WHAT TO PRODUCE:
The data must be written out once more, precisely as given.

LISTED RECORDS:
-*-

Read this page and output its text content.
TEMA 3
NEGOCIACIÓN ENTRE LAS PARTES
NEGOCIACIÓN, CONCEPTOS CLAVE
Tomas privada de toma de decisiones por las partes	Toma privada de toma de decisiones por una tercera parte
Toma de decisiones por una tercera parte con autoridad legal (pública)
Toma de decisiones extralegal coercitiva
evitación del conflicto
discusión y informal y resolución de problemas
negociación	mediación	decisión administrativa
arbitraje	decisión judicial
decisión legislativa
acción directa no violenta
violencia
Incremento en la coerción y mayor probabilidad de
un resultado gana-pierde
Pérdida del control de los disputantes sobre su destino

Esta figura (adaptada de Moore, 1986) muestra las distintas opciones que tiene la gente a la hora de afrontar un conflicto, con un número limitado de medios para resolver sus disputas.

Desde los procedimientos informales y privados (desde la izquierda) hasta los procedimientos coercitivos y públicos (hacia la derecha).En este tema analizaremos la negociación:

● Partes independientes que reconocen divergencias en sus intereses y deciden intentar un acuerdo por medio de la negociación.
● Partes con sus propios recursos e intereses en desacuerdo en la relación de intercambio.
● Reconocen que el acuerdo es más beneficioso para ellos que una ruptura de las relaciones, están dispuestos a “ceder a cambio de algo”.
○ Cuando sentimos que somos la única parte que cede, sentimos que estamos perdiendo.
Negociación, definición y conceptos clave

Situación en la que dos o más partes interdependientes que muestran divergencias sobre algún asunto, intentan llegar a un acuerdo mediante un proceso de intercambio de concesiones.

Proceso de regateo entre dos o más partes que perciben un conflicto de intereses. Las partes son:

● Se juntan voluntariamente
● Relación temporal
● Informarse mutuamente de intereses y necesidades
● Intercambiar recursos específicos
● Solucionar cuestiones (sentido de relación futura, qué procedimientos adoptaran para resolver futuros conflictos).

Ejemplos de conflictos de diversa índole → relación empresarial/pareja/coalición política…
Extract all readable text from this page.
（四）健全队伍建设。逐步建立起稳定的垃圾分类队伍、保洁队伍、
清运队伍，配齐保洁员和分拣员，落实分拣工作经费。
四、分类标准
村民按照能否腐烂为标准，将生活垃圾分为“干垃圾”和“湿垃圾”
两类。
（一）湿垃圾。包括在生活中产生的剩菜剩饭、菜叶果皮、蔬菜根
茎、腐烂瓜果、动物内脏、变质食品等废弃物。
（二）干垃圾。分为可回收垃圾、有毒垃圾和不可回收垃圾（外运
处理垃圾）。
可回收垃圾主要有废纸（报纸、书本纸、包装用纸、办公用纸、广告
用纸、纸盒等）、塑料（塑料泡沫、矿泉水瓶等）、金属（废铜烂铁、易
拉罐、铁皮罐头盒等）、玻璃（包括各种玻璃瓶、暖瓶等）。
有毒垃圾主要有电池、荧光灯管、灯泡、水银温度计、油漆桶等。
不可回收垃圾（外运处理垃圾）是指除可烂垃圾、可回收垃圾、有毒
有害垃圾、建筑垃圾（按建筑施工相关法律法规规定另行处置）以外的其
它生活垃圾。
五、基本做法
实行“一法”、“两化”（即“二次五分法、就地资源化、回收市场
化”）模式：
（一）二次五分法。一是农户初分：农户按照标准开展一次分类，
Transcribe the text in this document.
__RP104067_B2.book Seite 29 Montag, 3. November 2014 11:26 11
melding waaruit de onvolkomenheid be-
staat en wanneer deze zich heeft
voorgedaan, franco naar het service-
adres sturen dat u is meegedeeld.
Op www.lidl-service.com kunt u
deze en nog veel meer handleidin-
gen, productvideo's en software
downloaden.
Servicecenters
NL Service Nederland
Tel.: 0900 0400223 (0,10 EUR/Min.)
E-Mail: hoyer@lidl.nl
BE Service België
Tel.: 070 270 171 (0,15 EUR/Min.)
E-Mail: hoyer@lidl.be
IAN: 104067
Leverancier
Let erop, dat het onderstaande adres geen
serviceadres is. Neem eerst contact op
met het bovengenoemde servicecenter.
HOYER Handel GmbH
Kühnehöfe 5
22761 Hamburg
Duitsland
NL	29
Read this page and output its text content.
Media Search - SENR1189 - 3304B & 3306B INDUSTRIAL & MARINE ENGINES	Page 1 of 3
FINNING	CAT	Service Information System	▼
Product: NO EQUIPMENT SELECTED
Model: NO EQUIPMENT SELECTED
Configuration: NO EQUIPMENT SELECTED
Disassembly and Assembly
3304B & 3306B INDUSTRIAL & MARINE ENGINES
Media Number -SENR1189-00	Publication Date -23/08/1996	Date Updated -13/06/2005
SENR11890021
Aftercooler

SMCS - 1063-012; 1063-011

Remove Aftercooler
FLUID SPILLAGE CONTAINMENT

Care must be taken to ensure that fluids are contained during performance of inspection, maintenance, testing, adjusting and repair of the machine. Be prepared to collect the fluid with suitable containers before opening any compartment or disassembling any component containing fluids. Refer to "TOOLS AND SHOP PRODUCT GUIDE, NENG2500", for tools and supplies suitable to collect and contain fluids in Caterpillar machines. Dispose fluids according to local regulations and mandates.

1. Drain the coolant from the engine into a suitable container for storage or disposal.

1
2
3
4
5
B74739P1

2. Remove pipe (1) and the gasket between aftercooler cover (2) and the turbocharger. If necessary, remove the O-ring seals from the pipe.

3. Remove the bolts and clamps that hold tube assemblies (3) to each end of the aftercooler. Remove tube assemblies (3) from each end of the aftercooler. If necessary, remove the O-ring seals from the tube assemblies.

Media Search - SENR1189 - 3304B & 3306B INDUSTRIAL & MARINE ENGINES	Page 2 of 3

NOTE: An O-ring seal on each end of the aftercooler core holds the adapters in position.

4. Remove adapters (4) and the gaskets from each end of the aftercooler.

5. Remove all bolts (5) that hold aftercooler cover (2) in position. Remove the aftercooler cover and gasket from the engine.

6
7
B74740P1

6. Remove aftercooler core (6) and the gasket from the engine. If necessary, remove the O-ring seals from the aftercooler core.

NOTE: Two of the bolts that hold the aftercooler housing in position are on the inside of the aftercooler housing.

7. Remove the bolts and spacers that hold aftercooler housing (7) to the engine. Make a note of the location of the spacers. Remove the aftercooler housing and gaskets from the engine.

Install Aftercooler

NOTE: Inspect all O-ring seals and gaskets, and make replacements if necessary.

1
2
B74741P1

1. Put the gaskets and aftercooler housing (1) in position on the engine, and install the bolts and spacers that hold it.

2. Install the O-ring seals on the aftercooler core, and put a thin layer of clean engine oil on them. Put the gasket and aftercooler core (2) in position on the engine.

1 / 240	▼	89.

-*-

RESPONSE TO THE EXERCISE:
Read this page and output its text content.
TEMA 3
NEGOCIACIÓN ENTRE LAS PARTES
NEGOCIACIÓN, CONCEPTOS CLAVE
Tomas privada de toma de decisiones por las partes	Toma privada de toma de decisiones por una tercera parte
Toma de decisiones por una tercera parte con autoridad legal (pública)
Toma de decisiones extralegal coercitiva
evitación del conflicto
discusión y informal y resolución de problemas
negociación	mediación	decisión administrativa
arbitraje	decisión judicial
decisión legislativa
acción directa no violenta
violencia
Incremento en la coerción y mayor probabilidad de
un resultado gana-pierde
Pérdida del control de los disputantes sobre su destino

Esta figura (adaptada de Moore, 1986) muestra las distintas opciones que tiene la gente a la hora de afrontar un conflicto, con un número limitado de medios para resolver sus disputas.

Desde los procedimientos informales y privados (desde la izquierda) hasta los procedimientos coercitivos y públicos (hacia la derecha).En este tema analizaremos la negociación:

● Partes independientes que reconocen divergencias en sus intereses y deciden intentar un acuerdo por medio de la negociación.
● Partes con sus propios recursos e intereses en desacuerdo en la relación de intercambio.
● Reconocen que el acuerdo es más beneficioso para ellos que una ruptura de las relaciones, están dispuestos a “ceder a cambio de algo”.
○ Cuando sentimos que somos la única parte que cede, sentimos que estamos perdiendo.
Negociación, definición y conceptos clave

Situación en la que dos o más partes interdependientes que muestran divergencias sobre algún asunto, intentan llegar a un acuerdo mediante un proceso de intercambio de concesiones.

Proceso de regateo entre dos o más partes que perciben un conflicto de intereses. Las partes son:

● Se juntan voluntariamente
● Relación temporal
● Informarse mutuamente de intereses y necesidades
● Intercambiar recursos específicos
● Solucionar cuestiones (sentido de relación futura, qué procedimientos adoptaran para resolver futuros conflictos).

Ejemplos de conflictos de diversa índole → relación empresarial/pareja/coalición política…
Extract all readable text from this page.
（四）健全队伍建设。逐步建立起稳定的垃圾分类队伍、保洁队伍、
清运队伍，配齐保洁员和分拣员，落实分拣工作经费。
四、分类标准
村民按照能否腐烂为标准，将生活垃圾分为“干垃圾”和“湿垃圾”
两类。
（一）湿垃圾。包括在生活中产生的剩菜剩饭、菜叶果皮、蔬菜根
茎、腐烂瓜果、动物内脏、变质食品等废弃物。
（二）干垃圾。分为可回收垃圾、有毒垃圾和不可回收垃圾（外运
处理垃圾）。
可回收垃圾主要有废纸（报纸、书本纸、包装用纸、办公用纸、广告
用纸、纸盒等）、塑料（塑料泡沫、矿泉水瓶等）、金属（废铜烂铁、易
拉罐、铁皮罐头盒等）、玻璃（包括各种玻璃瓶、暖瓶等）。
有毒垃圾主要有电池、荧光灯管、灯泡、水银温度计、油漆桶等。
不可回收垃圾（外运处理垃圾）是指除可烂垃圾、可回收垃圾、有毒
有害垃圾、建筑垃圾（按建筑施工相关法律法规规定另行处置）以外的其
它生活垃圾。
五、基本做法
实行“一法”、“两化”（即“二次五分法、就地资源化、回收市场
化”）模式：
（一）二次五分法。一是农户初分：农户按照标准开展一次分类，
Transcribe the text in this document.
__RP104067_B2.book Seite 29 Montag, 3. November 2014 11:26 11
melding waaruit de onvolkomenheid be-
staat en wanneer deze zich heeft
voorgedaan, franco naar het service-
adres sturen dat u is meegedeeld.
Op www.lidl-service.com kunt u
deze en nog veel meer handleidin-
gen, productvideo's en software
downloaden.
Servicecenters
NL Service Nederland
Tel.: 0900 0400223 (0,10 EUR/Min.)
E-Mail: hoyer@lidl.nl
BE Service België
Tel.: 070 270 171 (0,15 EUR/Min.)
E-Mail: hoyer@lidl.be
IAN: 104067
Leverancier
Let erop, dat het onderstaande adres geen
serviceadres is. Neem eerst contact op
met het bovengenoemde servicecenter.
HOYER Handel GmbH
Kühnehöfe 5
22761 Hamburg
Duitsland
NL	29
Read this page and output its text content.
Media Search - SENR1189 - 3304B & 3306B INDUSTRIAL & MARINE ENGINES	Page 1 of 3
FINNING	CAT	Service Information System	▼
Product: NO EQUIPMENT SELECTED
Model: NO EQUIPMENT SELECTED
Configuration: NO EQUIPMENT SELECTED
Disassembly and Assembly
3304B & 3306B INDUSTRIAL & MARINE ENGINES
Media Number -SENR1189-00	Publication Date -23/08/1996	Date Updated -13/06/2005
SENR11890021
Aftercooler

SMCS - 1063-012; 1063-011

Remove Aftercooler
FLUID SPILLAGE CONTAINMENT

Care must be taken to ensure that fluids are contained during performance of inspection, maintenance, testing, adjusting and repair of the machine. Be prepared to collect the fluid with suitable containers before opening any compartment or disassembling any component containing fluids. Refer to "TOOLS AND SHOP PRODUCT GUIDE, NENG2500", for tools and supplies suitable to collect and contain fluids in Caterpillar machines. Dispose fluids according to local regulations and mandates.

1. Drain the coolant from the engine into a suitable container for storage or disposal.

1
2
3
4
5
B74739P1

2. Remove pipe (1) and the gasket between aftercooler cover (2) and the turbocharger. If necessary, remove the O-ring seals from the pipe.

3. Remove the bolts and clamps that hold tube assemblies (3) to each end of the aftercooler. Remove tube assemblies (3) from each end of the aftercooler. If necessary, remove the O-ring seals from the tube assemblies.

Media Search - SENR1189 - 3304B & 3306B INDUSTRIAL & MARINE ENGINES	Page 2 of 3

NOTE: An O-ring seal on each end of the aftercooler core holds the adapters in position.

4. Remove adapters (4) and the gaskets from each end of the aftercooler.

5. Remove all bolts (5) that hold aftercooler cover (2) in position. Remove the aftercooler cover and gasket from the engine.

6
7
B74740P1

6. Remove aftercooler core (6) and the gasket from the engine. If necessary, remove the O-ring seals from the aftercooler core.

NOTE: Two of the bolts that hold the aftercooler housing in position are on the inside of the aftercooler housing.

7. Remove the bolts and spacers that hold aftercooler housing (7) to the engine. Make a note of the location of the spacers. Remove the aftercooler housing and gaskets from the engine.

Install Aftercooler

NOTE: Inspect all O-ring seals and gaskets, and make replacements if necessary.

1
2
B74741P1

1. Put the gaskets and aftercooler housing (1) in position on the engine, and install the bolts and spacers that hold it.

2. Install the O-ring seals on the aftercooler core, and put a thin layer of clean engine oil on them. Put the gasket and aftercooler core (2) in position on the engine.

1 / 240	▼	89.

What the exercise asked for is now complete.